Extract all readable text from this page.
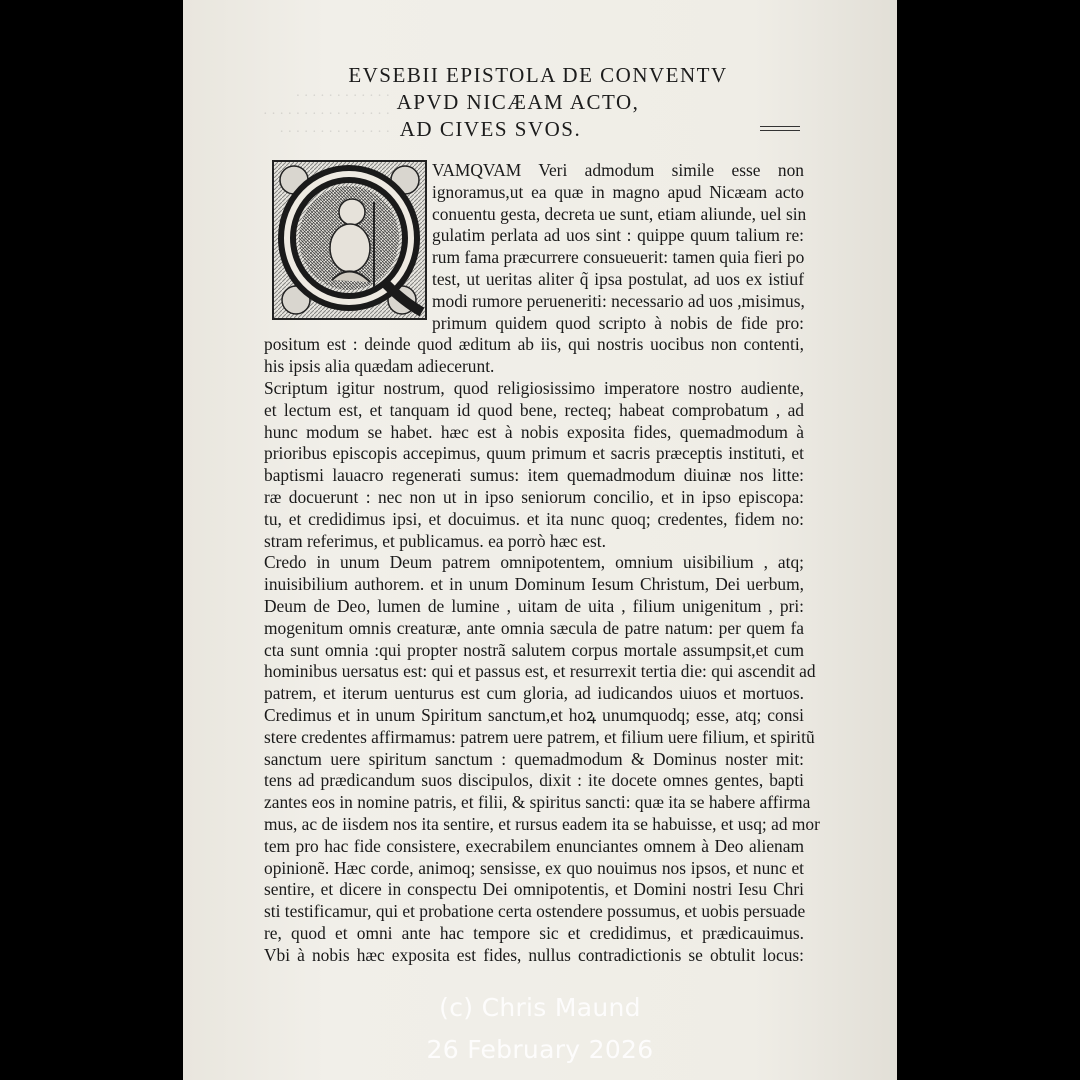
· · · · · · · · · · · ·
· · · · · · · · · · · · · · · ·
· · · · · · · · · · · · · ·
EVSEBII EPISTOLA DE CONVENTV
APVD NICÆAM ACTO,
AD CIVES SVOS.
VAMQVAM Veri admodum simile esse non
ignoramus,ut ea quæ in magno apud Nicæam acto
conuentu gesta, decreta ue sunt, etiam aliunde, uel sin
gulatim perlata ad uos sint : quippe quum talium re:
rum fama præcurrere consueuerit: tamen quia fieri po
test, ut ueritas aliter q̃ ipsa postulat, ad uos ex istiuf
modi rumore perueneriti: necessario ad uos ,misimus,
primum quidem quod scripto à nobis de fide pro:
positum est : deinde quod æditum ab iis, qui nostris uocibus non contenti,
his ipsis alia quædam adiecerunt.
Scriptum igitur nostrum, quod religiosissimo imperatore nostro audiente,
et lectum est, et tanquam id quod bene, recteq; habeat comprobatum , ad
hunc modum se habet. hæc est à nobis exposita fides, quemadmodum à
prioribus episcopis accepimus, quum primum et sacris præceptis instituti, et
baptismi lauacro regenerati sumus: item quemadmodum diuinæ nos litte:
ræ docuerunt : nec non ut in ipso seniorum concilio, et in ipso episcopa:
tu, et credidimus ipsi, et docuimus. et ita nunc quoq; credentes, fidem no:
stram referimus, et publicamus. ea porrò hæc est.
Credo in unum Deum patrem omnipotentem, omnium uisibilium , atq;
inuisibilium authorem. et in unum Dominum Iesum Christum, Dei uerbum,
Deum de Deo, lumen de lumine , uitam de uita , filium unigenitum , pri:
mogenitum omnis creaturæ, ante omnia sæcula de patre natum: per quem fa
cta sunt omnia :qui propter nostrã salutem corpus mortale assumpsit,et cum
hominibus uersatus est: qui et passus est, et resurrexit tertia die: qui ascendit ad
patrem, et iterum uenturus est cum gloria, ad iudicandos uiuos et mortuos.
Credimus et in unum Spiritum sanctum,et hoꝝ unumquodq; esse, atq; consi
stere credentes affirmamus: patrem uere patrem, et filium uere filium, et spiritũ
sanctum uere spiritum sanctum : quemadmodum & Dominus noster mit:
tens ad prædicandum suos discipulos, dixit : ite docete omnes gentes, bapti
zantes eos in nomine patris, et filii, & spiritus sancti: quæ ita se habere affirma
mus, ac de iisdem nos ita sentire, et rursus eadem ita se habuisse, et usq; ad mor
tem pro hac fide consistere, execrabilem enunciantes omnem à Deo alienam
opinionẽ. Hæc corde, animoq; sensisse, ex quo nouimus nos ipsos, et nunc et
sentire, et dicere in conspectu Dei omnipotentis, et Domini nostri Iesu Chri
sti testificamur, qui et probatione certa ostendere possumus, et uobis persuade
re, quod et omni ante hac tempore sic et credidimus, et prædicauimus.
Vbi à nobis hæc exposita est fides, nullus contradictionis se obtulit locus:
(c) Chris Maund
26 February 2026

============================================================

◆ **Problem statement**
List the lines of the records where "esse" occurs.

◆ **Response to this exercise**
VAMQVAM Veri admodum simile esse non
Credimus et in unum Spiritum sanctum,et hoꝝ unumquodq; esse, atq; consi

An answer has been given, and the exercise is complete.